Thread: compare structures

  1. #1
    Apprentice
    Join Date
    Oct 2006
    Location
    LA
    Posts
    53

    compare structures

    Hi,

    I have defined a structure as

    Code:
    typedef struct ps_report_rows
    {
        std::string cp_item_id; 
        std::string cp_object_string;
        std::string mfg_object_string;
        std::string mor_item_id; 
    } report_row;
    I have 2 different lists containing the report rows structure.

    Code:
    list<report_row> objectList1; 
    list<report_row> objectList2;
    Some report rows in the two lists would be common and some unique. I want to find all the unique report rows that exist in objectList1 and store them in another list.

    This is the code I have in mind

    Code:
    list < report_row > ::iterator listIter1;
    list < report_row > ::iterator listIter2;
    bool isDuplicate = false;
    list<report_row> finalList;
    
    finalList.clear();
    
    for (listIter1 = objectList1.begin(); listIter1 != objectList1.end() ; listIter1++)
    {
    	report_row primaryRow = *listIter1;
    
    	for (listIter2 = objectList2.begin(); listIter2 != objectList2.end() ; listIter2++)
    	{
    		isDuplicate = false;
    		report_row secondaryRow = *listIter2;
    
    		check_if_duplicate_row(primaryRow, secondaryRow, isDuplicate);
    
    		if(isDuplicate == true)
    			break;
    	}
    	if(isDuplicate == false)
    	{
    			finalList.push_back(primaryRow);
    	}
    }
    
    void check_if_duplicate_row(report_row primaryRow, report_row secondaryRow, bool& isDuplicate)
    {
    	if(primaryRow->cp_item_id!=secondaryRow->cp_item_id)
    	{
    		isDuplicate = false;
    		break;
    	}
    	if(primaryRow->cp_object_string!=secondaryRow->cp_object_string)
    	{
    		isDuplicate = false;
    		break;
    	}
    	if(primaryRow->mfg_object_string!=secondaryRow->mfg_object_string)
    	{
    		isDuplicate = false;
    		break;
    	}
    	if(primaryRow->mor_item_id!=secondaryRow->mor_item_id)
    	{
    		isDuplicate = false;
    		break;
    	}
    	isDuplicate = true;
    }
    Does this code look good enough? Is there a more efficient way to achieve this?

  2. #2
    The larch
    Join Date
    May 2006
    Posts
    3,573
    You can overload operator== for report_row and use std::find instead of the inner loop.

    Code:
    void check_if_duplicate_row(report_row primaryRow, report_row secondaryRow, bool& isDuplicate)
    This is very awkward. Why not return bool instead? Also, have you heard of the && operator (and)?

    If you want to make it more efficient, you might sort the list first. Then you'll only need to check pairs of neighbours to find out if they are duplicates or not.
    I might be wrong.

    Thank you, anon. You sure know how to recognize different types of trees from quite a long way away.
    Quoted more than 1000 times (I hope).

  3. #3
    Apprentice
    Join Date
    Oct 2006
    Location
    LA
    Posts
    53
    use std::find instead of the inner loop.
    Will this work fine?

    Code:
    list < report_row > ::iterator listIter1;
    
    list<report_row> finalList;
    
    finalList.clear();
    
    for (listIter1 = objectList1.begin(); listIter1 != objectList1.end() ; listIter1++)

☆ ☆ ☆ ☆ ☆ ☆ ☆

**Problems to solve**:
A: Answer these questions from the thread on comparing structures:
(i) How many posts does Apprentice have?
(ii) What operator does The larch suggest overloading for report_row?
(iii) What does The larch say to do first to make the code more efficient?
B: Say whether each statement agrees with the thread on comparing structures, and quote the words that decide it.
(i) Apprentice wants the unique report rows of objectList1 stored in another list.
(ii) The larch joined in October 2006.
(iii) The larch recommends keeping the bool& parameter in check_if_duplicate_row.
C: Resume the thread on comparing structures from where it stops.
The records after this thread have nothing to do with the work here.

**Dataset excerpts**:
☆ ☆ ☆ ☆ ☆ ☆ ☆

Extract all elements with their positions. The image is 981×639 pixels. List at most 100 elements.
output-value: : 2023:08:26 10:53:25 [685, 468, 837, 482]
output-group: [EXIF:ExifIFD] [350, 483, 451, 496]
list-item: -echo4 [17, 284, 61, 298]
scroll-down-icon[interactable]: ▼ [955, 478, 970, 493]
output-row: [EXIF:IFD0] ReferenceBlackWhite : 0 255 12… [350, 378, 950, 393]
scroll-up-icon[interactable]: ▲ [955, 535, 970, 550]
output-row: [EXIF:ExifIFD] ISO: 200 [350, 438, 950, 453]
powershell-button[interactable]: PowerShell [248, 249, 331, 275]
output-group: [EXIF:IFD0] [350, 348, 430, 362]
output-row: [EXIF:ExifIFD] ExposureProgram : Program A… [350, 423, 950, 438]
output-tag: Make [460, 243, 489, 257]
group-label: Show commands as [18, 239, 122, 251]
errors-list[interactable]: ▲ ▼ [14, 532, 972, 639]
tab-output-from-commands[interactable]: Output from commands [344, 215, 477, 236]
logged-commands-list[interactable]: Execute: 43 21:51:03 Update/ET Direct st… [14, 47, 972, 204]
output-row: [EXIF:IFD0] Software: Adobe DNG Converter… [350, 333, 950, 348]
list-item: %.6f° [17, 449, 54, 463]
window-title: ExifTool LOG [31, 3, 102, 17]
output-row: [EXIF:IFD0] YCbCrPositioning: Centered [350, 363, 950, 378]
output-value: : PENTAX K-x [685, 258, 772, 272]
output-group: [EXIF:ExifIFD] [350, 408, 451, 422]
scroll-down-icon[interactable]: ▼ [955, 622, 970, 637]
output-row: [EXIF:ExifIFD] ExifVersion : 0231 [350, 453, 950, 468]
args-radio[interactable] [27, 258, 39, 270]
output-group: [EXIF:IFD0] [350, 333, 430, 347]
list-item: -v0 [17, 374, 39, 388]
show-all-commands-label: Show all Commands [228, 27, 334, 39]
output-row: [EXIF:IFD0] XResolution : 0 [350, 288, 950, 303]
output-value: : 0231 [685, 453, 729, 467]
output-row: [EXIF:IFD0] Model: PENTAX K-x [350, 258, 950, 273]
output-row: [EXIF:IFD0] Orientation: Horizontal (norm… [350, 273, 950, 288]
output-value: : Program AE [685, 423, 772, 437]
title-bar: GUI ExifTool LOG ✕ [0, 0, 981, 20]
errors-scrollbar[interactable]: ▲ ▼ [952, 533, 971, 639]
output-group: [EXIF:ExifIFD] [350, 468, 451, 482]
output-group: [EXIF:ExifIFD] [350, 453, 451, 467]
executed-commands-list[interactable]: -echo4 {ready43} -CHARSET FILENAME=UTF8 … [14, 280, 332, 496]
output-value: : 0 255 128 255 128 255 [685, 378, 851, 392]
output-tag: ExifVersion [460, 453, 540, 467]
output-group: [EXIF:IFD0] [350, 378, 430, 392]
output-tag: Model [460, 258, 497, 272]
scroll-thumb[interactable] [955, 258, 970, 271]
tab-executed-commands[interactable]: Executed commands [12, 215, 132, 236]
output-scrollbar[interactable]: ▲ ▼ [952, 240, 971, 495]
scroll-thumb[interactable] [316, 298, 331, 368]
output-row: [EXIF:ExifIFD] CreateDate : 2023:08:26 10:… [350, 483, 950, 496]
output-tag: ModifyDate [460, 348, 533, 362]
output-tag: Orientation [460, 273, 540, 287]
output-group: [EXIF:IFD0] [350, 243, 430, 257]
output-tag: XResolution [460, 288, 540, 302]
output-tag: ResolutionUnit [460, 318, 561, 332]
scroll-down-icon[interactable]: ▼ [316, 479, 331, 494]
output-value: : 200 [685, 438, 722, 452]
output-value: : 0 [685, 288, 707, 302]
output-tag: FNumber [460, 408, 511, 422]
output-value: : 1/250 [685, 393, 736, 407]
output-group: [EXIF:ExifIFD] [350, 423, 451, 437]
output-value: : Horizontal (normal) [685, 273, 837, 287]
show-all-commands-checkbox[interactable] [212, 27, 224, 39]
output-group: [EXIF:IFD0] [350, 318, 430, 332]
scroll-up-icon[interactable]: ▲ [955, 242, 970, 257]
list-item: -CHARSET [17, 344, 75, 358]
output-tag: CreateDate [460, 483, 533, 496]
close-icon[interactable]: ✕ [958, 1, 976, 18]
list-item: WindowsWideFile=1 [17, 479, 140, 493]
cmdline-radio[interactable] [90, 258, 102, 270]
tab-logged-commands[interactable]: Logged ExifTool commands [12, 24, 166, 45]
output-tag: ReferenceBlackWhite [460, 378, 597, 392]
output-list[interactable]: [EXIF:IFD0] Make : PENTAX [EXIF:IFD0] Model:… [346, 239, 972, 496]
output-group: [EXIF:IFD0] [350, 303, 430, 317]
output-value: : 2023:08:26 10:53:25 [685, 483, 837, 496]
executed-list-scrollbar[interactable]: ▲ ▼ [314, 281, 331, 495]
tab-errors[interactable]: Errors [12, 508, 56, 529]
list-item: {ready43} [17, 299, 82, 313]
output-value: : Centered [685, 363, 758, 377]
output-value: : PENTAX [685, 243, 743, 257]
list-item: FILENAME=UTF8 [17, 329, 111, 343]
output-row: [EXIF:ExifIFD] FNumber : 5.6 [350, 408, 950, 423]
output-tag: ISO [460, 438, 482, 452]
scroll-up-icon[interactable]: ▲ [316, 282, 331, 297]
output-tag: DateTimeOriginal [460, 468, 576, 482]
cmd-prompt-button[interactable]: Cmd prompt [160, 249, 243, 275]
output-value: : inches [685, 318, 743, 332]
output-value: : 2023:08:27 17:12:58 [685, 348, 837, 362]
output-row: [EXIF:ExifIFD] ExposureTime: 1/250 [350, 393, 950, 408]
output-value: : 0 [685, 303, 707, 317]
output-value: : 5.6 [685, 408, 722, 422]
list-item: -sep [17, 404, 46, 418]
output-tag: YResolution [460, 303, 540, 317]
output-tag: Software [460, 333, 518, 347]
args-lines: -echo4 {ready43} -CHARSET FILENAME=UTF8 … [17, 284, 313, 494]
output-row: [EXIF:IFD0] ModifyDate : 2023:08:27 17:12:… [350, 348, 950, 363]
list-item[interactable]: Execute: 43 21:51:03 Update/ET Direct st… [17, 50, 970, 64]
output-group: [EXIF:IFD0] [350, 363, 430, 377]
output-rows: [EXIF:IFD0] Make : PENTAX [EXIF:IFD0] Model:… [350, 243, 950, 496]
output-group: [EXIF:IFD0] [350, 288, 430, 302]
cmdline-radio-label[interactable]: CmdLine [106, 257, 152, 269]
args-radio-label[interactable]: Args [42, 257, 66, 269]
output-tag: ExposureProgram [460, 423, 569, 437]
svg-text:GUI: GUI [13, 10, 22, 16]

☆ ☆ ☆ ☆ ☆ ☆ ☆

**Expected answers**:
A:
(i) 53
(ii) operator==
(iii) Sort the list.

B:
(i) Yes: "I want to find all the unique report rows that exist in objectList1 and store them in another list."
(ii) No: "May 2006"
(iii) No: "Why not return bool instead?"

C:
    {
    	report_row primaryRow = *listIter1;
    
    	if(std::find(objectList2.begin(), objectList2.end(), primaryRow) != objectList2.end())
    	{
    		finalList.push_back(primaryRow);
    	}
    
    }
    Don't I need to compare individual elements in the structure?

    If you want to make it more efficient, you might sort the list first. Then you'll only need to check pairs of neighbours to find out if they are duplicates or not.
    All the report_row elements in objectList1 are unique whereas objectList2 may contain duplicate report rows. So, don't think sorting the list would help.

    You can overload operator== for report_row
    Yes, will read up on operator overloading and try this.

  4. #4
    C++ Witch laserlight's Avatar
    Join Date
    Oct 2003
    Location
    Singapore
    Posts
    28,412
    Quote Originally Posted by lazyme
    All the report_row elements in objectList1 are unique whereas objectList2 may contain duplicate report rows. So, don't think sorting the list would help.
    Describe an algorithm that makes a single pass over the first list and at most a single pass over the second list to determine the elements that are present in the first list but not in the second list.

    Sounds tough? If both the lists are sorted, then you can avoid implementing the algorithm yourself by using std::set_difference. Another algorithm to accomplish the same task, of comparable efficiency (if you were using a container with random access instead of std::list), involves sorting the second list only, then making a single pass over the first list while binary searching the second list to determine if the current element of the first list is present in the second.
    Quote Originally Posted by Bjarne Stroustrup (2000-10-14)
    I get maybe two dozen requests for help with some sort of programming or design problem every day. Most have more sense than to send me hundreds of lines of code. If they do, I ask them to find the smallest example that exhibits the problem and send me that. Mostly, they then find the error themselves. "Finding the smallest program that demonstrates the error" is a powerful debugging tool.
    Look up a C++ Reference and learn How To Ask Questions The Smart Way

  5. #5
    Apprentice
    Join Date
    Oct 2006
    Location
    LA
    Posts
    53
    Ok. I got your point.

    Will this work fine?

    Code:
    list < report_row > ::iterator listIterEnd, listIter;
    
    list<report_row> finalList;
    
    finalList.clear();
    
    objectList1.sort();
    objectList2.sort();
    
    listIterEnd = set_difference(objectList1.begin(), objectList1.end(), objectList2.begin(), objectList2.end(), finalList.begin());
    I assume finalList will contain the unique report rows from objectList1. Another person will write a function and will pass me the 2 lists so I cant test with actual data now.

  6. #6
    Master Apprentice phantomotap's Avatar
    Join Date
    Jan 2008
    Posts
    5,108
    "Describe an algorithm that makes a single pass over the first list and at most a single pass over the second list to determine the elements that are present in the first list but not in the second list."

    Easy. Create a third and fourth list and... ^_^;

    Soma

  7. #7
    Apprentice
    Join Date
    Oct 2006
    Location
    LA
    Posts
    53
    Ok. What about the code I posted. Should that work fine?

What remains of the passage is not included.